→ REQUIREMENT:
Pictures don't belong in the copy; print all the records exactly.
------------------------
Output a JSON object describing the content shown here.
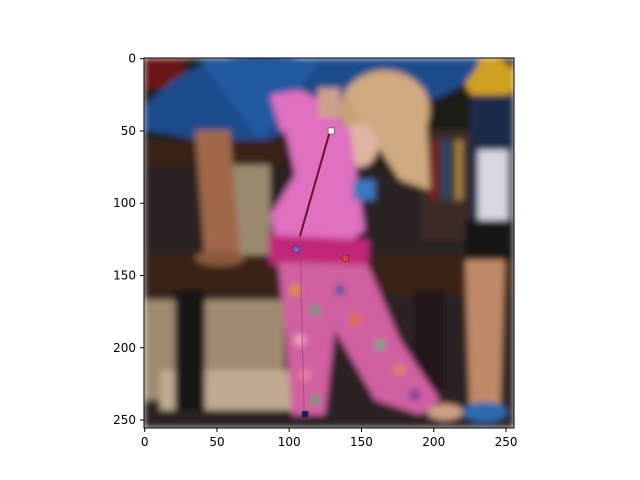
{
  "figure": {
    "image_description_icon": "blurred-photo-girl-pink-outfit-icon",
    "x_ticks": [
      "0",
      "50",
      "100",
      "150",
      "200",
      "250"
    ],
    "y_ticks": [
      "0",
      "50",
      "100",
      "150",
      "200",
      "250"
    ],
    "x_tick_values": [
      0,
      50,
      100,
      150,
      200,
      250
    ],
    "y_tick_values": [
      0,
      50,
      100,
      150,
      200,
      250
    ],
    "extent": [
      0,
      256,
      256,
      0
    ],
    "keypoints": [
      {
        "x": 129,
        "y": 50,
        "color": "#ffffff"
      },
      {
        "x": 105,
        "y": 132,
        "color": "#7a63c8"
      },
      {
        "x": 139,
        "y": 138,
        "color": "#ff3030"
      },
      {
        "x": 111,
        "y": 246,
        "color": "#1a1a60"
      }
    ],
    "skeleton_color": "#6a1030"
  }
}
------------------------
→ RESULT FOR THIS EXERCISE:
Output a JSON object describing the content shown here.
{
  "figure": {
    "image_description_icon": "blurred-photo-girl-pink-outfit-icon",
    "x_ticks": [
      "0",
      "50",
      "100",
      "150",
      "200",
      "250"
    ],
    "y_ticks": [
      "0",
      "50",
      "100",
      "150",
      "200",
      "250"
    ],
    "x_tick_values": [
      0,
      50,
      100,
      150,
      200,
      250
    ],
    "y_tick_values": [
      0,
      50,
      100,
      150,
      200,
      250
    ],
    "extent": [
      0,
      256,
      256,
      0
    ],
    "keypoints": [
      {
        "x": 129,
        "y": 50,
        "color": "#ffffff"
      },
      {
        "x": 105,
        "y": 132,
        "color": "#7a63c8"
      },
      {
        "x": 139,
        "y": 138,
        "color": "#ff3030"
      },
      {
        "x": 111,
        "y": 246,
        "color": "#1a1a60"
      }
    ],
    "skeleton_color": "#6a1030"
  }
}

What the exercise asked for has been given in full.